#### [Your instructions]
Scan the records for the word "AFFO". Copy each line that includes it.

#### [Source data]
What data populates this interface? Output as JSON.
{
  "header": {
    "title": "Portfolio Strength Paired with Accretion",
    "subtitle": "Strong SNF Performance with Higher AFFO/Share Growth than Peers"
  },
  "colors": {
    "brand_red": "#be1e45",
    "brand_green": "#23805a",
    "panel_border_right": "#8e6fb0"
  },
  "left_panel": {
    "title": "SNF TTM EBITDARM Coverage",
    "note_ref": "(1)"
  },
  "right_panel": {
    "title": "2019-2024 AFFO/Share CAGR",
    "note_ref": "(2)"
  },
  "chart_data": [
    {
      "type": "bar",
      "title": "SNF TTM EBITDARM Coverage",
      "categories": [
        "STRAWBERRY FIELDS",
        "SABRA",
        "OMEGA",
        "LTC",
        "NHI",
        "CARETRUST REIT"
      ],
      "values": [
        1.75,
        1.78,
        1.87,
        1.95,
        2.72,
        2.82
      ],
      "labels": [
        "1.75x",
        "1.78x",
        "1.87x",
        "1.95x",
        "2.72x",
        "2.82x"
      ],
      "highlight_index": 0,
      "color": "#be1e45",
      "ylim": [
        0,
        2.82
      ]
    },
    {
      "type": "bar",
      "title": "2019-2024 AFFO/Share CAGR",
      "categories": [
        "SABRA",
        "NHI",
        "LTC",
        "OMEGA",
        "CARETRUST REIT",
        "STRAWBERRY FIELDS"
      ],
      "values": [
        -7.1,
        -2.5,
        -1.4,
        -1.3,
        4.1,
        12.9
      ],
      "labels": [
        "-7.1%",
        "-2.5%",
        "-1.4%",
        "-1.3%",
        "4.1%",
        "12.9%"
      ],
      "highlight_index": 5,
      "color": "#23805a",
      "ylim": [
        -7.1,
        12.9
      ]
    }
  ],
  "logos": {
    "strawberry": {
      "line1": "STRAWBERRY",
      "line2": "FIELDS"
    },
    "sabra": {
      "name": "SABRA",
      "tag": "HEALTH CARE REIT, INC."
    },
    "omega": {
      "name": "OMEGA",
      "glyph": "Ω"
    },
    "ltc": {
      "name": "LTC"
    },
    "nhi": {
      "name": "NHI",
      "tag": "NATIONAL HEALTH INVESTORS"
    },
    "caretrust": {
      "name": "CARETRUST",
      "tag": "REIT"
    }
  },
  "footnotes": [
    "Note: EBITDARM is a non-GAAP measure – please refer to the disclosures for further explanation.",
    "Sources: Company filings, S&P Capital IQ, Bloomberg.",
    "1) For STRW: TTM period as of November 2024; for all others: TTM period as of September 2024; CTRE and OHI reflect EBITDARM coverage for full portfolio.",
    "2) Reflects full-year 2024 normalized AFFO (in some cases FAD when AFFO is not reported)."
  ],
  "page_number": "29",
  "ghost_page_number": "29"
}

* * *

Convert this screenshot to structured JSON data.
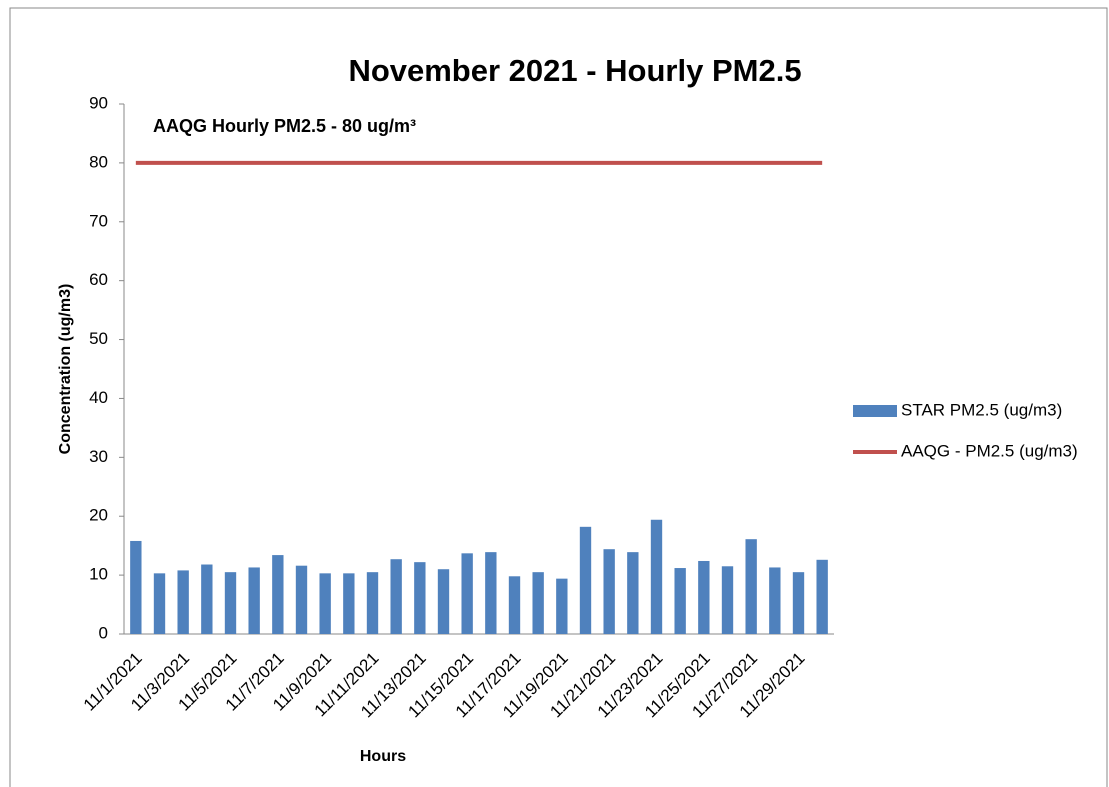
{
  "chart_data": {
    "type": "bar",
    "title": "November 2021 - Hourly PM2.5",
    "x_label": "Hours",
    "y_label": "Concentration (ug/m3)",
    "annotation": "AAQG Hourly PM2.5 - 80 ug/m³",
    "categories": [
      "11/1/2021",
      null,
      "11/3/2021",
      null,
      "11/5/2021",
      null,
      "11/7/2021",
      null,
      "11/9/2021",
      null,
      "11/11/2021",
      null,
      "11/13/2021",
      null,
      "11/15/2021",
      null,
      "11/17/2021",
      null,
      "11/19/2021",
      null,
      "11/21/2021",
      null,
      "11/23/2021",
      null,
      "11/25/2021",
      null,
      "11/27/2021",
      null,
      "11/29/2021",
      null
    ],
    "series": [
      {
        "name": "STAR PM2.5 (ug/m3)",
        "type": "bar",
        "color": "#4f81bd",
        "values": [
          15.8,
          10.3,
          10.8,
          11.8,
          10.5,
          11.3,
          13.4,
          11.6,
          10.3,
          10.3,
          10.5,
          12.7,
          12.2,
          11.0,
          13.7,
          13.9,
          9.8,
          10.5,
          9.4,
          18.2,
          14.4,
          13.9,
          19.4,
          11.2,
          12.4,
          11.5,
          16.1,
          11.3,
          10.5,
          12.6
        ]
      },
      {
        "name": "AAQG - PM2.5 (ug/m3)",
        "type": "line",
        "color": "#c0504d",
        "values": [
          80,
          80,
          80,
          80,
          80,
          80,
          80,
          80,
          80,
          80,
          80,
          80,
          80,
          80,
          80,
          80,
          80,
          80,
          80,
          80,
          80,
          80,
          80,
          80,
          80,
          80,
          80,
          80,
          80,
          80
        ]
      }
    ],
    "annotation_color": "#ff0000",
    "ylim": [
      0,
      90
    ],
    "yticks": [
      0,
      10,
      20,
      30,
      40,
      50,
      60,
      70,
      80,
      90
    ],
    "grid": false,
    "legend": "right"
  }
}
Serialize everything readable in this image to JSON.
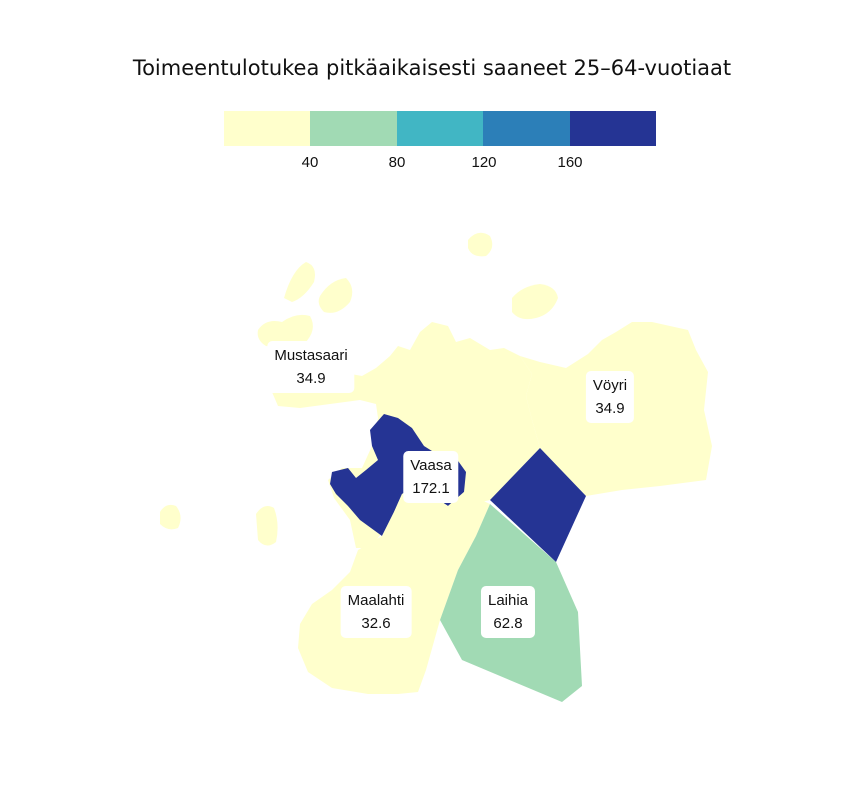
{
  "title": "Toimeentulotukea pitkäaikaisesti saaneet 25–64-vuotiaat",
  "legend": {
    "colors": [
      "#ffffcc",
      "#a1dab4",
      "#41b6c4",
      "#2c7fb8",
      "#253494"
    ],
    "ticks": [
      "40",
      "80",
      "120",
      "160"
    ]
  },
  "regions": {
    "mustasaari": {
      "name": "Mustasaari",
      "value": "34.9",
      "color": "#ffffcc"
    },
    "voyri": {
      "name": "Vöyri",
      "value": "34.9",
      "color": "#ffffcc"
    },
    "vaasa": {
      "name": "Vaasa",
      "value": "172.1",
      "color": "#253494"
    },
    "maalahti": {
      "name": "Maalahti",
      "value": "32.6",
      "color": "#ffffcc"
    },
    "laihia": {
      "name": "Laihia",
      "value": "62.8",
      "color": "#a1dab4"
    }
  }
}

#### [Solved problem]
    "subtitle": "Strong SNF Performance with Higher AFFO/Share Growth than Peers"
    "title": "2019-2024 AFFO/Share CAGR",
      "title": "2019-2024 AFFO/Share CAGR",
    "2) Reflects full-year 2024 normalized AFFO (in some cases FAD when AFFO is not reported)."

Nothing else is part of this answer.